'''

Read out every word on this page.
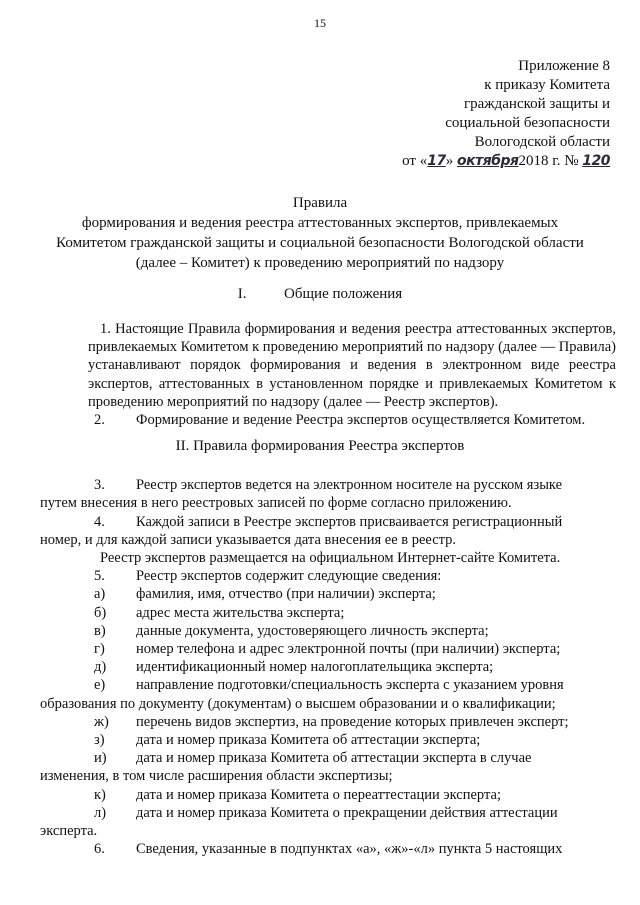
15
Приложение 8
к приказу Комитета
гражданской защиты и
социальной безопасности
Вологодской области
от «17» октября2018 г. № 120
Правила
формирования и ведения реестра аттестованных экспертов, привлекаемых
Комитетом гражданской защиты и социальной безопасности Вологодской области
(далее – Комитет) к проведению мероприятий по надзору
I.          Общие положения

1. Настоящие Правила формирования и ведения реестра аттестованных экспертов, привлекаемых Комитетом к проведению мероприятий по надзору (далее — Правила) устанавливают порядок формирования и ведения в электронном виде реестра экспертов, аттестованных в установленном порядке и привлекаемых Комитетом к проведению мероприятий по надзору (далее — Реестр экспертов).

2.	Формирование и ведение Реестра экспертов осуществляется Комитетом.
3.	Реестр экспертов ведется на электронном носителе на русском языке

путем внесения в него реестровых записей по форме согласно приложению.

4.	Каждой записи в Реестре экспертов присваивается регистрационный

номер, и для каждой записи указывается дата внесения ее в реестр.

Реестр экспертов размещается на официальном Интернет-сайте Комитета.

5.	Реестр экспертов содержит следующие сведения:
а)	фамилия, имя, отчество (при наличии) эксперта;
б)	адрес места жительства эксперта;
в)	данные документа, удостоверяющего личность эксперта;
г)	номер телефона и адрес электронной почты (при наличии) эксперта;
д)	идентификационный номер налогоплательщика эксперта;
е)	направление подготовки/специальность эксперта с указанием уровня

образования по документу (документам) о высшем образовании и о квалификации;

ж)	перечень видов экспертиз, на проведение которых привлечен эксперт;
з)	дата и номер приказа Комитета об аттестации эксперта;
и)	дата и номер приказа Комитета об аттестации эксперта в случае

изменения, в том числе расширения области экспертизы;

к)	дата и номер приказа Комитета о переаттестации эксперта;
л)	дата и номер приказа Комитета о прекращении действия аттестации

эксперта.

6.	Сведения, указанные в подпунктах «а», «ж»-«л» пункта 5 настоящих
II. Правила формирования Реестра экспертов
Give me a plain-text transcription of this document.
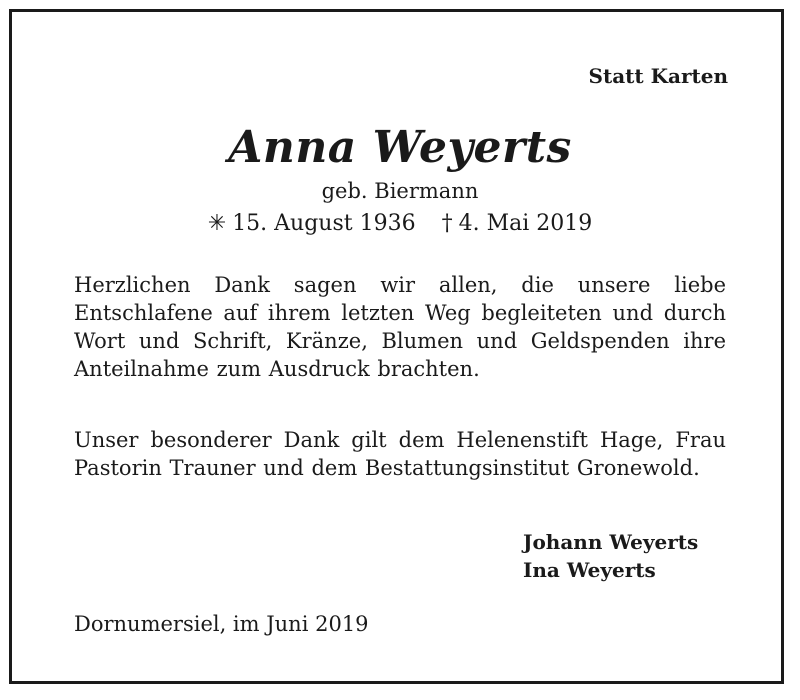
Statt Karten
Anna Weyerts
geb. Biermann
✳ 15. August 1936 † 4. Mai 2019
Herzlichen Dank sagen wir allen, die unsere liebe Entschlafene auf ihrem letzten Weg begleiteten und durch Wort und Schrift, Kränze, Blumen und Geldspenden ihre Anteilnahme zum Ausdruck brachten.
Unser besonderer Dank gilt dem Helenenstift Hage, Frau Pastorin Trauner und dem Bestattungsinstitut Gronewold.
Johann Weyerts
Ina Weyerts
Dornumersiel, im Juni 2019
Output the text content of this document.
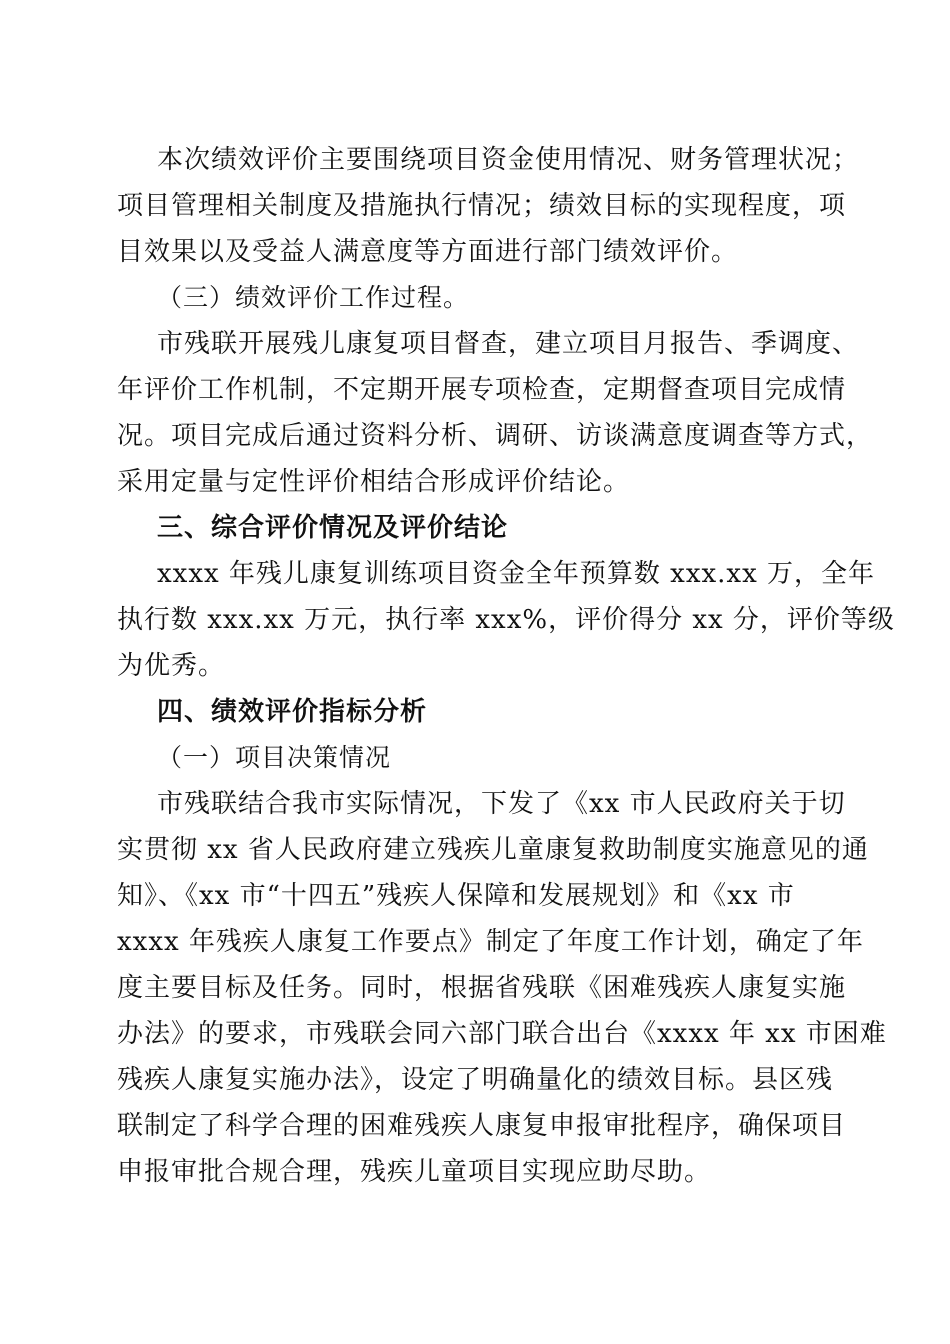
本次绩效评价主要围绕项目资金使用情况、财务管理状况；
项目管理相关制度及措施执行情况；绩效目标的实现程度，项
目效果以及受益人满意度等方面进行部门绩效评价。
（三）绩效评价工作过程。
市残联开展残儿康复项目督查，建立项目月报告、季调度、
年评价工作机制，不定期开展专项检查，定期督查项目完成情
况。项目完成后通过资料分析、调研、访谈满意度调查等方式，
采用定量与定性评价相结合形成评价结论。
三、综合评价情况及评价结论
xxxx 年残儿康复训练项目资金全年预算数 xxx.xx 万，全年
执行数 xxx.xx 万元，执行率 xxx%，评价得分 xx 分，评价等级
为优秀。
四、绩效评价指标分析
（一）项目决策情况
市残联结合我市实际情况，下发了《xx 市人民政府关于切
实贯彻 xx 省人民政府建立残疾儿童康复救助制度实施意见的通
知》、《xx 市“十四五”残疾人保障和发展规划》和《xx 市
xxxx 年残疾人康复工作要点》制定了年度工作计划，确定了年
度主要目标及任务。同时，根据省残联《困难残疾人康复实施
办法》的要求，市残联会同六部门联合出台《xxxx 年 xx 市困难
残疾人康复实施办法》，设定了明确量化的绩效目标。县区残
联制定了科学合理的困难残疾人康复申报审批程序，确保项目
申报审批合规合理，残疾儿童项目实现应助尽助。
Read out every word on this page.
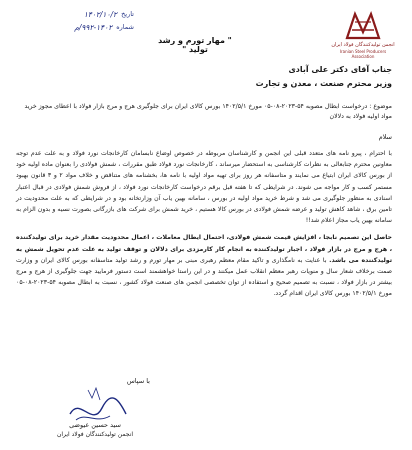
تاریخ
۱۴۰۲/۱۰/۲
شماره
۹۹۲-۱۴۰۲/م
" مهار تورم و رشد تولید "	انجمن تولیدکنندگان فولاد ایران
Iranian Steel Producers Association

جناب آقای دکتر علی آبادی

وزیر محترم صنعت ، معدن و تجارت

موضوع : درخواست ابطال مصوبه ۵۴-۲۰۲۳-۰۸-۰۵ مورخ ۱۴۰۲/۵/۱ بورس کالای ایران برای جلوگیری هرج و مرج بازار فولاد با اعطای مجوز خرید مواد اولیه فولاد به دلالان
سلام
با احترام ، پیرو نامه های متعدد قبلی این انجمن و کارشناسان مربوطه در خصوص اوضاع نابسامان کارخانجات نورد فولاد و به علت عدم توجه معاونین محترم جنابعالی به نظرات کارشناسی به استحضار میرساند ، کارخانجات نورد فولاد طبق مقررات ، شمش فولادی را بعنوان ماده اولیه خود از بورس کالای ایران ابتیاع می نمایند و متاسفانه هر روز برای تهیه مواد اولیه با نامه ها، بخشنامه های متناقض و خلاف مواد ۲ و ۳ قانون بهبود مستمر کسب و کار مواجه می شوند. در شرایطی که تا هفته قبل برقم درخواست کارخانجات نورد فولاد ، از فروش شمش فولادی در قبال اعتبار اسنادی به منظور جلوگیری می شد و شرط خرید مواد اولیه در بورس ، سامانه بهین یاب آن وزارتخانه بود و در شرایطی که به علت محدودیت در تامین برق ، شاهد کاهش تولید و عرضه شمش فولادی در بورس کالا هستیم ، خرید شمش برای شرکت های بازرگانی بصورت نسیه و بدون الزام به سامانه بهین یاب مجاز اعلام شد!!
حاصل این تصمیم نابجا ، افزایش قیمت شمش فولادی، احتمال ایطال معاملات ، اعمال محدودیت مقدار خرید برای تولیدکننده ، هرج و مرج در بازار فولاد ، اجبار تولیدکننده به انجام کار کارمزدی برای دلالان و توقف تولید به علت عدم تحویل شمش به تولیدکننده می باشد. با عنایت به نامگذاری و تاکید مقام معظم رهبری مبنی بر مهار تورم و رشد تولید متاسفانه بورس کالای ایران و وزارت صمت برخلاف شعار سال و منویات رهبر معظم انقلاب عمل میکنند و در این راستا خواهشمند است دستور فرمایید جهت جلوگیری از هرج و مرج بیشتر در بازار فولاد ، نسبت به تصمیم صحیح و استفاده از توان تخصصی انجمن های صنعت فولاد کشور ، نسبت به ابطال مصوبه ۵۴-۲۰۲۳-۰۸-۰۵ مورخ ۱۴۰۲/۵/۱ بورس کالای ایران اقدام گردد.
با سپاس
سید حسین عیوضی
انجمن تولیدکنندگان فولاد ایران
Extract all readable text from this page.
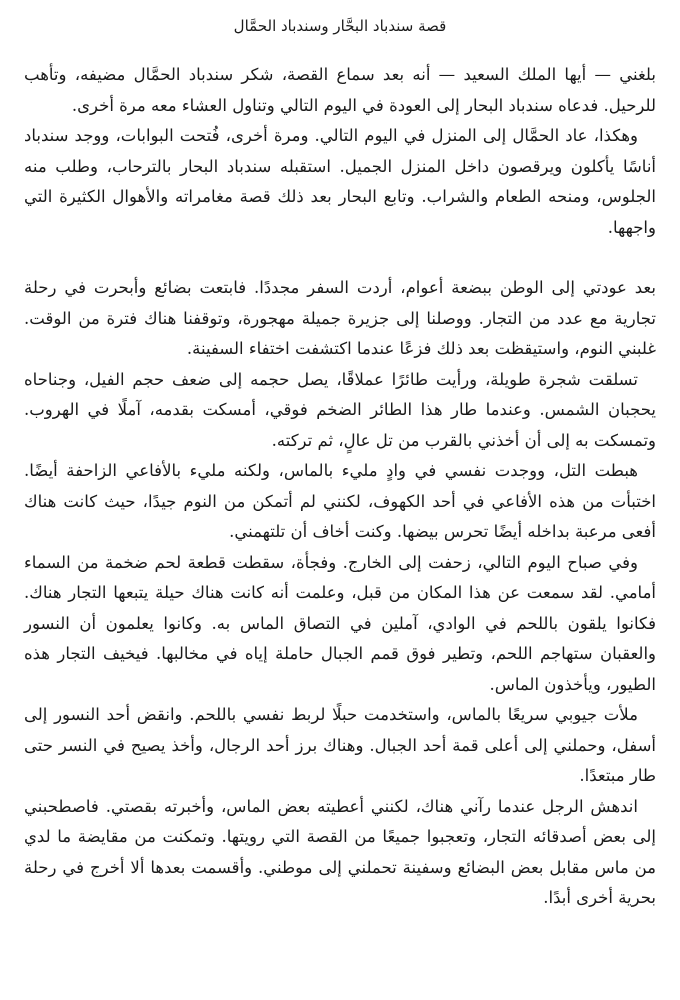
قصة سندباد البحَّار وسندباد الحمَّال

بلغني — أيها الملك السعيد — أنه بعد سماع القصة، شكر سندباد الحمَّال مضيفه، وتأهب للرحيل. فدعاه سندباد البحار إلى العودة في اليوم التالي وتناول العشاء معه مرة أخرى.

وهكذا، عاد الحمَّال إلى المنزل في اليوم التالي. ومرة أخرى، فُتحت البوابات، ووجد سندباد أناسًا يأكلون ويرقصون داخل المنزل الجميل. استقبله سندباد البحار بالترحاب، وطلب منه الجلوس، ومنحه الطعام والشراب. وتابع البحار بعد ذلك قصة مغامراته والأهوال الكثيرة التي واجهها.

بعد عودتي إلى الوطن ببضعة أعوام، أردت السفر مجددًا. فابتعت بضائع وأبحرت في رحلة تجارية مع عدد من التجار. ووصلنا إلى جزيرة جميلة مهجورة، وتوقفنا هناك فترة من الوقت. غلبني النوم، واستيقظت بعد ذلك فزعًا عندما اكتشفت اختفاء السفينة.

تسلقت شجرة طويلة، ورأيت طائرًا عملاقًا، يصل حجمه إلى ضعف حجم الفيل، وجناحاه يحجبان الشمس. وعندما طار هذا الطائر الضخم فوقي، أمسكت بقدمه، آملًا في الهروب. وتمسكت به إلى أن أخذني بالقرب من تل عالٍ، ثم تركته.

هبطت التل، ووجدت نفسي في وادٍ مليء بالماس، ولكنه مليء بالأفاعي الزاحفة أيضًا. اختبأت من هذه الأفاعي في أحد الكهوف، لكنني لم أتمكن من النوم جيدًا، حيث كانت هناك أفعى مرعبة بداخله أيضًا تحرس بيضها. وكنت أخاف أن تلتهمني.

وفي صباح اليوم التالي، زحفت إلى الخارج. وفجأة، سقطت قطعة لحم ضخمة من السماء أمامي. لقد سمعت عن هذا المكان من قبل، وعلمت أنه كانت هناك حيلة يتبعها التجار هناك. فكانوا يلقون باللحم في الوادي، آملين في التصاق الماس به. وكانوا يعلمون أن النسور والعقبان ستهاجم اللحم، وتطير فوق قمم الجبال حاملة إياه في مخالبها. فيخيف التجار هذه الطيور، ويأخذون الماس.

ملأت جيوبي سريعًا بالماس، واستخدمت حبلًا لربط نفسي باللحم. وانقض أحد النسور إلى أسفل، وحملني إلى أعلى قمة أحد الجبال. وهناك برز أحد الرجال، وأخذ يصيح في النسر حتى طار مبتعدًا.

اندهش الرجل عندما رآني هناك، لكنني أعطيته بعض الماس، وأخبرته بقصتي. فاصطحبني إلى بعض أصدقائه التجار، وتعجبوا جميعًا من القصة التي رويتها. وتمكنت من مقايضة ما لدي من ماس مقابل بعض البضائع وسفينة تحملني إلى موطني. وأقسمت بعدها ألا أخرج في رحلة بحرية أخرى أبدًا.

'''

Written problem: Pull out every line in the data above that has the word "بالماس".

Final result:
هبطت التل، ووجدت نفسي في وادٍ مليء بالماس، ولكنه مليء بالأفاعي الزاحفة أيضًا. اختبأت من هذه الأفاعي في أحد الكهوف، لكنني لم أتمكن من النوم جيدًا، حيث كانت هناك أفعى مرعبة بداخله أيضًا تحرس بيضها. وكنت أخاف أن تلتهمني.
ملأت جيوبي سريعًا بالماس، واستخدمت حبلًا لربط نفسي باللحم. وانقض أحد النسور إلى أسفل، وحملني إلى أعلى قمة أحد الجبال. وهناك برز أحد الرجال، وأخذ يصيح في النسر حتى طار مبتعدًا.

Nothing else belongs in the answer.